Aim of the task ▸
Quote all of the entries word for word.

Supplied data ▸
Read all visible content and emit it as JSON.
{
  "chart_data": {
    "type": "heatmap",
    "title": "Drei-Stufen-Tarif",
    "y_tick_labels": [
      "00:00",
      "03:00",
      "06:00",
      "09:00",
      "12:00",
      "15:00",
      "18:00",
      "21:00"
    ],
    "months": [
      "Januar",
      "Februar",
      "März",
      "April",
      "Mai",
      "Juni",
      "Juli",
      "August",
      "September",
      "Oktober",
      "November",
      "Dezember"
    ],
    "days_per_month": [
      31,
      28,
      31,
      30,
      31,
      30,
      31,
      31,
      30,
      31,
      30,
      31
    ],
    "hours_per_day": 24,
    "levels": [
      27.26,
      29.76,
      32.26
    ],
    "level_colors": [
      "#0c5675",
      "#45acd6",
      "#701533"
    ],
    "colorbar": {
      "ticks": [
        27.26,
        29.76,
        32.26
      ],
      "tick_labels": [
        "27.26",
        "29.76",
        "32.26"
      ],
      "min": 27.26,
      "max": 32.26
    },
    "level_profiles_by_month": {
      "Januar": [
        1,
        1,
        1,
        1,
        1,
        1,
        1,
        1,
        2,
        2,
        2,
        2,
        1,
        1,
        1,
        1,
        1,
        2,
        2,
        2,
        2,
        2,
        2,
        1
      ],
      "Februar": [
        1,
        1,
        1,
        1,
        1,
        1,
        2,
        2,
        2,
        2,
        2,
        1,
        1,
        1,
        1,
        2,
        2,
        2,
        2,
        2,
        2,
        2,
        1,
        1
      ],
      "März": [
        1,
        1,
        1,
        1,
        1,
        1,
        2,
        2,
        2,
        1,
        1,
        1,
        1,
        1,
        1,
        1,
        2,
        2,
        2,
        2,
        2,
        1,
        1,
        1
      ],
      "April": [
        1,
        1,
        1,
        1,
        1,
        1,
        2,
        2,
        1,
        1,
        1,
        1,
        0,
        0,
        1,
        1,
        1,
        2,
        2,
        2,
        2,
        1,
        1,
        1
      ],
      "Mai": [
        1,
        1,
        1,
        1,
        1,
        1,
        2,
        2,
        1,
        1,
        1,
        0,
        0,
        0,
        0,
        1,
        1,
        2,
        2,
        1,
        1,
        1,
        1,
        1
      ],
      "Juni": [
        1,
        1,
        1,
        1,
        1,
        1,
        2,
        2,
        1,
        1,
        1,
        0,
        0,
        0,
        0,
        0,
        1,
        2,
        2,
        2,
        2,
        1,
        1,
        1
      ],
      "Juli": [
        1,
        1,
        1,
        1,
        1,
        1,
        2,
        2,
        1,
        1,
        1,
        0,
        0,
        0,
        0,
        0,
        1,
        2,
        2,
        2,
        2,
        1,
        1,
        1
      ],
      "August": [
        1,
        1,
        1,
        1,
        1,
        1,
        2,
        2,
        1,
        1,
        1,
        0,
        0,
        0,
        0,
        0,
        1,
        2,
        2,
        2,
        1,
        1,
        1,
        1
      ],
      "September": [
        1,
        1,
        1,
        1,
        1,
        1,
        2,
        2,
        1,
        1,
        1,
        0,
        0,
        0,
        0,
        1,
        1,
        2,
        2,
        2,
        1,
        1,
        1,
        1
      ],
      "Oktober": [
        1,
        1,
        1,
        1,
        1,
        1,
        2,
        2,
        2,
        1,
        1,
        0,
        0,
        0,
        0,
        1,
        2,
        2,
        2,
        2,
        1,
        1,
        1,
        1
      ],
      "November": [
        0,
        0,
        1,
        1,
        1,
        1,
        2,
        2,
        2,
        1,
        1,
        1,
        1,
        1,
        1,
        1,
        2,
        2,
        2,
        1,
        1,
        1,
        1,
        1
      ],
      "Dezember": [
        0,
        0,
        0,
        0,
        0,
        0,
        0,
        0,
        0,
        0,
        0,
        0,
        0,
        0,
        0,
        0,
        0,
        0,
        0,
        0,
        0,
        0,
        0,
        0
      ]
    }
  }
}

Reply to the exercise ▸
Read all visible content and emit it as JSON.
{
  "chart_data": {
    "type": "heatmap",
    "title": "Drei-Stufen-Tarif",
    "y_tick_labels": [
      "00:00",
      "03:00",
      "06:00",
      "09:00",
      "12:00",
      "15:00",
      "18:00",
      "21:00"
    ],
    "months": [
      "Januar",
      "Februar",
      "März",
      "April",
      "Mai",
      "Juni",
      "Juli",
      "August",
      "September",
      "Oktober",
      "November",
      "Dezember"
    ],
    "days_per_month": [
      31,
      28,
      31,
      30,
      31,
      30,
      31,
      31,
      30,
      31,
      30,
      31
    ],
    "hours_per_day": 24,
    "levels": [
      27.26,
      29.76,
      32.26
    ],
    "level_colors": [
      "#0c5675",
      "#45acd6",
      "#701533"
    ],
    "colorbar": {
      "ticks": [
        27.26,
        29.76,
        32.26
      ],
      "tick_labels": [
        "27.26",
        "29.76",
        "32.26"
      ],
      "min": 27.26,
      "max": 32.26
    },
    "level_profiles_by_month": {
      "Januar": [
        1,
        1,
        1,
        1,
        1,
        1,
        1,
        1,
        2,
        2,
        2,
        2,
        1,
        1,
        1,
        1,
        1,
        2,
        2,
        2,
        2,
        2,
        2,
        1
      ],
      "Februar": [
        1,
        1,
        1,
        1,
        1,
        1,
        2,
        2,
        2,
        2,
        2,
        1,
        1,
        1,
        1,
        2,
        2,
        2,
        2,
        2,
        2,
        2,
        1,
        1
      ],
      "März": [
        1,
        1,
        1,
        1,
        1,
        1,
        2,
        2,
        2,
        1,
        1,
        1,
        1,
        1,
        1,
        1,
        2,
        2,
        2,
        2,
        2,
        1,
        1,
        1
      ],
      "April": [
        1,
        1,
        1,
        1,
        1,
        1,
        2,
        2,
        1,
        1,
        1,
        1,
        0,
        0,
        1,
        1,
        1,
        2,
        2,
        2,
        2,
        1,
        1,
        1
      ],
      "Mai": [
        1,
        1,
        1,
        1,
        1,
        1,
        2,
        2,
        1,
        1,
        1,
        0,
        0,
        0,
        0,
        1,
        1,
        2,
        2,
        1,
        1,
        1,
        1,
        1
      ],
      "Juni": [
        1,
        1,
        1,
        1,
        1,
        1,
        2,
        2,
        1,
        1,
        1,
        0,
        0,
        0,
        0,
        0,
        1,
        2,
        2,
        2,
        2,
        1,
        1,
        1
      ],
      "Juli": [
        1,
        1,
        1,
        1,
        1,
        1,
        2,
        2,
        1,
        1,
        1,
        0,
        0,
        0,
        0,
        0,
        1,
        2,
        2,
        2,
        2,
        1,
        1,
        1
      ],
      "August": [
        1,
        1,
        1,
        1,
        1,
        1,
        2,
        2,
        1,
        1,
        1,
        0,
        0,
        0,
        0,
        0,
        1,
        2,
        2,
        2,
        1,
        1,
        1,
        1
      ],
      "September": [
        1,
        1,
        1,
        1,
        1,
        1,
        2,
        2,
        1,
        1,
        1,
        0,
        0,
        0,
        0,
        1,
        1,
        2,
        2,
        2,
        1,
        1,
        1,
        1
      ],
      "Oktober": [
        1,
        1,
        1,
        1,
        1,
        1,
        2,
        2,
        2,
        1,
        1,
        0,
        0,
        0,
        0,
        1,
        2,
        2,
        2,
        2,
        1,
        1,
        1,
        1
      ],
      "November": [
        0,
        0,
        1,
        1,
        1,
        1,
        2,
        2,
        2,
        1,
        1,
        1,
        1,
        1,
        1,
        1,
        2,
        2,
        2,
        1,
        1,
        1,
        1,
        1
      ],
      "Dezember": [
        0,
        0,
        0,
        0,
        0,
        0,
        0,
        0,
        0,
        0,
        0,
        0,
        0,
        0,
        0,
        0,
        0,
        0,
        0,
        0,
        0,
        0,
        0,
        0
      ]
    }
  }
}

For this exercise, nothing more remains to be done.